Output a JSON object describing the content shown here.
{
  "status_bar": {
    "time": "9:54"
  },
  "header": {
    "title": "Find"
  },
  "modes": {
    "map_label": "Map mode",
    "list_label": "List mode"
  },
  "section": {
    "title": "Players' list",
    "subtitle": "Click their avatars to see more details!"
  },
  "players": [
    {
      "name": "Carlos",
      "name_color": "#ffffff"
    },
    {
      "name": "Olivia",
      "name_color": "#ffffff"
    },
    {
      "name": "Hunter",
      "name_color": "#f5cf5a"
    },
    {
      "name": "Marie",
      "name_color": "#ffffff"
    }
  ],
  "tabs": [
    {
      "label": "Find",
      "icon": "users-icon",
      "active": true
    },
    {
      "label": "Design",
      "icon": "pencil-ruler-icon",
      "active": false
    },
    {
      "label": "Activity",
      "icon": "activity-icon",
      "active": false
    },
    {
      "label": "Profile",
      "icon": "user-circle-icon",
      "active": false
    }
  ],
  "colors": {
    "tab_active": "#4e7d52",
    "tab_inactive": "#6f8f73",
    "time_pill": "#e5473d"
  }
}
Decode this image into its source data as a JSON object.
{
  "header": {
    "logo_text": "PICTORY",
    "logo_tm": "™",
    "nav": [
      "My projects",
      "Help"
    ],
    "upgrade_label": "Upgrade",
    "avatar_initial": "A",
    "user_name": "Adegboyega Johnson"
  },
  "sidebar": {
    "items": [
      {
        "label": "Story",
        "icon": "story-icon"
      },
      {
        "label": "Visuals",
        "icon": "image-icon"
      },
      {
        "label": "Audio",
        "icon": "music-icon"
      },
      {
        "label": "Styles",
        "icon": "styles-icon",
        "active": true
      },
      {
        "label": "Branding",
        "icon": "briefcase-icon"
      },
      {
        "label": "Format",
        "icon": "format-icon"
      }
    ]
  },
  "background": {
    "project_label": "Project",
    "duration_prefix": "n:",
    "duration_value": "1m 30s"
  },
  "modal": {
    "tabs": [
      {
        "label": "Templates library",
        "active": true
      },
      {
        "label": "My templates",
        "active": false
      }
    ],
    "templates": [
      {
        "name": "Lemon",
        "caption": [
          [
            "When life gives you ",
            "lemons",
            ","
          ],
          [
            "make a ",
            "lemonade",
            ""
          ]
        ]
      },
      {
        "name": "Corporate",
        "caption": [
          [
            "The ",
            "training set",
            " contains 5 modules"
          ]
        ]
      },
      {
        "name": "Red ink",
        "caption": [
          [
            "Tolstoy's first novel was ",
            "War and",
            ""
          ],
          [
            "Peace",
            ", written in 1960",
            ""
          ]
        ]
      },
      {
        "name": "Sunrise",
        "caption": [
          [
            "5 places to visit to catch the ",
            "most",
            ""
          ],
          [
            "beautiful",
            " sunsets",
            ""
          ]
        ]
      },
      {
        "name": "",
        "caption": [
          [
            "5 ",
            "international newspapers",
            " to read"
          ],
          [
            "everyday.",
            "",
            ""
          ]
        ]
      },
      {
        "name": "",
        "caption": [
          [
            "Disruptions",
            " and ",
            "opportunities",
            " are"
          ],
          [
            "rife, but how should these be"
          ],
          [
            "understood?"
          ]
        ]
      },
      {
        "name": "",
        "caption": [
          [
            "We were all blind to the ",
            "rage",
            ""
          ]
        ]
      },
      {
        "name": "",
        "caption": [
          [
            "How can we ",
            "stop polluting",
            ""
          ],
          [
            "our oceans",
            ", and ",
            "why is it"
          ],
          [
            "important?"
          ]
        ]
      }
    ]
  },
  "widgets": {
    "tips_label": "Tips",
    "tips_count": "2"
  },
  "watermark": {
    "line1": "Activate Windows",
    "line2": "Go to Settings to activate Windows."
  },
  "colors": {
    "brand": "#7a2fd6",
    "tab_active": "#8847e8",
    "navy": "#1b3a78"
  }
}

Do this>
Among the entries, how many lines include the word "image"? Answer with a single number and nothing further.

Final result>
2